=== Extract provided ===
Thanks! Mind checking my answers and 'tidying them up' to fit the question?
a) f(x) = (1+2x)^-1/4
by the chain rule
f'(x) = -1/2(1+2x)^-5/4
f''(x) = 5/4(1+2x)^-9/4
f(0) = 1
f'(0) = -1/2
f''(0) = 5/4
b)
f(x) = sin(x^2)/x
by the chain rule and the product rule
f'(x) = 2cos(x^2) - f(x)
f''(x) = -4xsin(x^2) - f'(x)
f(0) = ..... wait I've been doing this wrong haven't I? f(0) doesn't exist. lol

#### Gwilim

While I'm waiting for a reply, more practice differentiating (I'm very rusty), these questions from a different years past paper:

1. The problem statement, all variables and given/known data

Find the first three non-zero terms of the Taylor expansion about zero in each of the following cases:
a) (1+x^2)^1/2
b) sin(2x)/x

2. The attempt at a solution

a)
=== Listed entries ===
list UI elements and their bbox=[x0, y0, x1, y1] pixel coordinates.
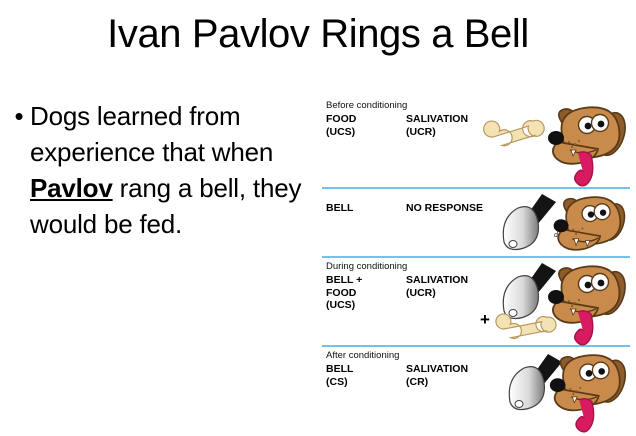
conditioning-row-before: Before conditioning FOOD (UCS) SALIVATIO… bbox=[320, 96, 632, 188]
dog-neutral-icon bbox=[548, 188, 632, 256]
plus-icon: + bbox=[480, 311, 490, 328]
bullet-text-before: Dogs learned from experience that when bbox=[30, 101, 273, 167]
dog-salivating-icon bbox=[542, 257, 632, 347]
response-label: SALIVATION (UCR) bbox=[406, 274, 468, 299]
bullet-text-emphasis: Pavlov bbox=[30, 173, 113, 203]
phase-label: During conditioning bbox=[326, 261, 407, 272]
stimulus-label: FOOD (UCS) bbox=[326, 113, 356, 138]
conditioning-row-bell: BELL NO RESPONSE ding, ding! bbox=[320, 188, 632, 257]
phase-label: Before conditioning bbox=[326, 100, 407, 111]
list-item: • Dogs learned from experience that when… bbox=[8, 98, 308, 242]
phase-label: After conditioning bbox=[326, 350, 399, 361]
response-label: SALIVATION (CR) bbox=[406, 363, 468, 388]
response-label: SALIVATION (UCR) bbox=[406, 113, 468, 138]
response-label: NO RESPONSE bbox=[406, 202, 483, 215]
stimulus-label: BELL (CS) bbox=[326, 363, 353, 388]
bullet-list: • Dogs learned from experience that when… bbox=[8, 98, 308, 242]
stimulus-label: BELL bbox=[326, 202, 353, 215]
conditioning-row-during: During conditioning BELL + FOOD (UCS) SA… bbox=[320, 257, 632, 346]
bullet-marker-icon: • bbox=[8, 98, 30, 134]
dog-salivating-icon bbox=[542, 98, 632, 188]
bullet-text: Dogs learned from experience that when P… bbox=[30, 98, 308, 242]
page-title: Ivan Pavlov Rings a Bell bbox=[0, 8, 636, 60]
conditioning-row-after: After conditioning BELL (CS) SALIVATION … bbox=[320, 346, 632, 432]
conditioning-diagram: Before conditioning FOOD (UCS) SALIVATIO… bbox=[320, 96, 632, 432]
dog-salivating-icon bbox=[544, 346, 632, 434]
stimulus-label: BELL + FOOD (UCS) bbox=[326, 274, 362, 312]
===
=== Listed entries ===
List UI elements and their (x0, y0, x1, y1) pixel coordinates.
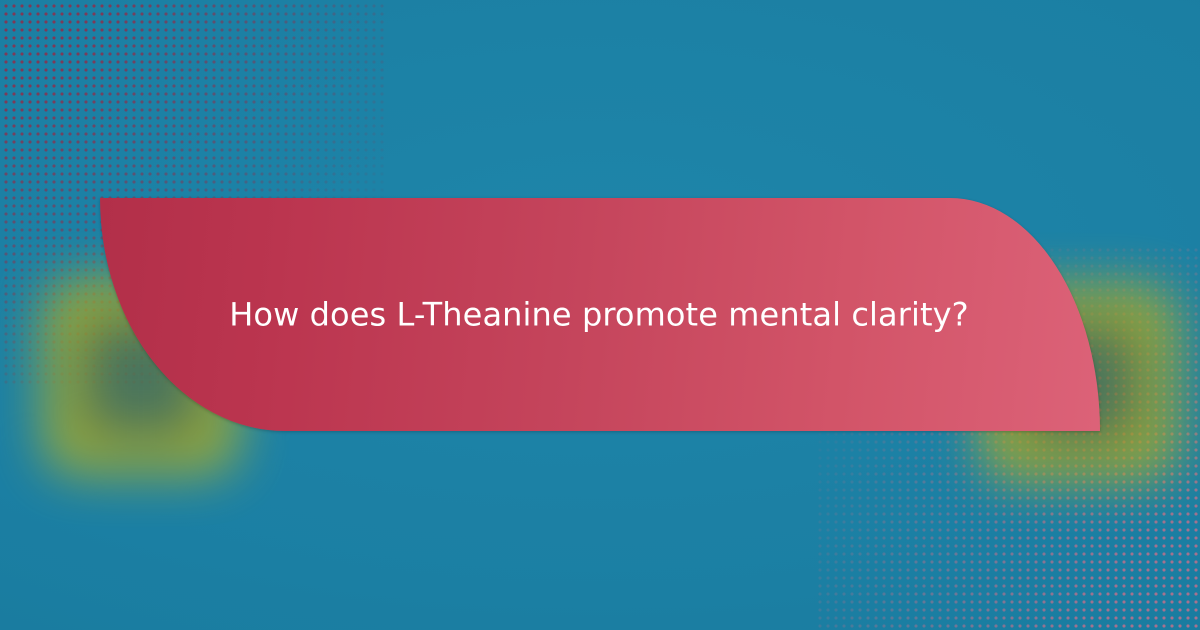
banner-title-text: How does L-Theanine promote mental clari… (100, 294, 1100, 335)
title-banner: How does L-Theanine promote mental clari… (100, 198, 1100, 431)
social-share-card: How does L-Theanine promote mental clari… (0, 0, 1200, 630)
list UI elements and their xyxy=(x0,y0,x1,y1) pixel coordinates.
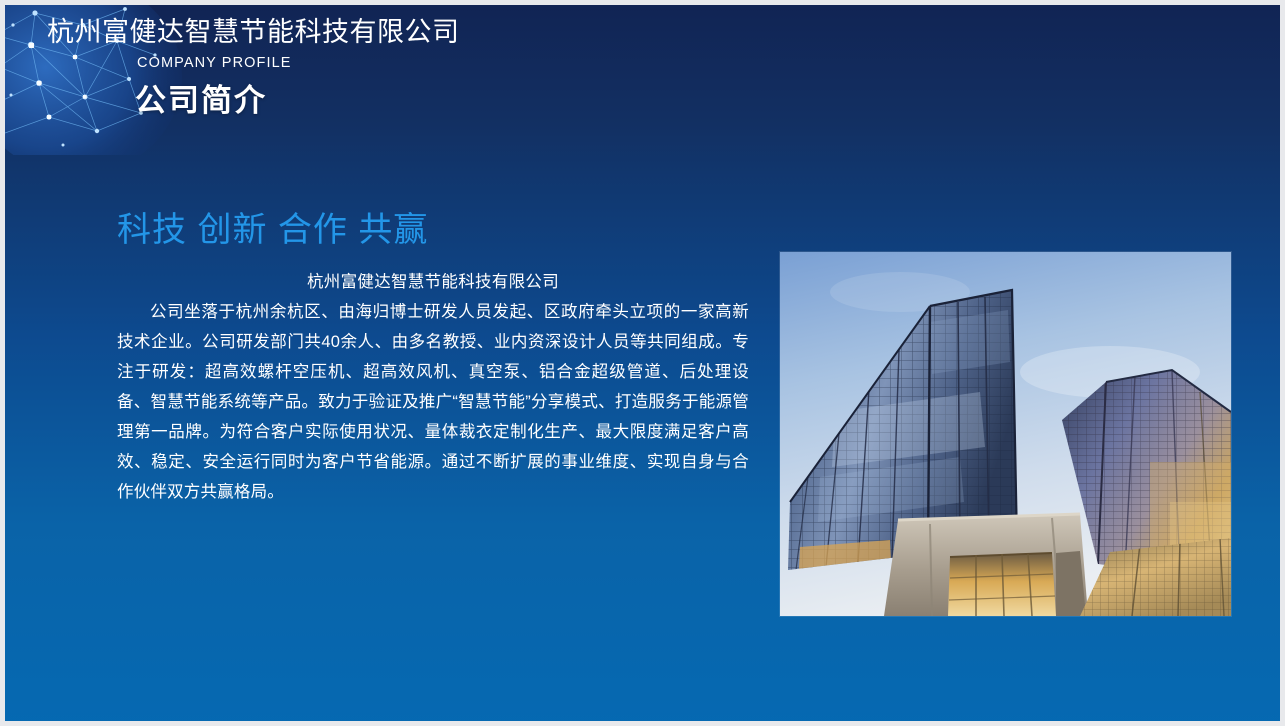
===
__Problem requirements__:
From the forum thread on Taylor expansions, return the passage unchanged, beginning at the words "Thanks! Mind checking" and stopping after "2cos(x^2) - f(x)".

__Reply__:
Thanks! Mind checking my answers and 'tidying them up' to fit the question?
a) f(x) = (1+2x)^-1/4
by the chain rule
f'(x) = -1/2(1+2x)^-5/4
f''(x) = 5/4(1+2x)^-9/4
f(0) = 1
f'(0) = -1/2
f''(0) = 5/4
b)
f(x) = sin(x^2)/x
by the chain rule and the product rule
f'(x) = 2cos(x^2) - f(x)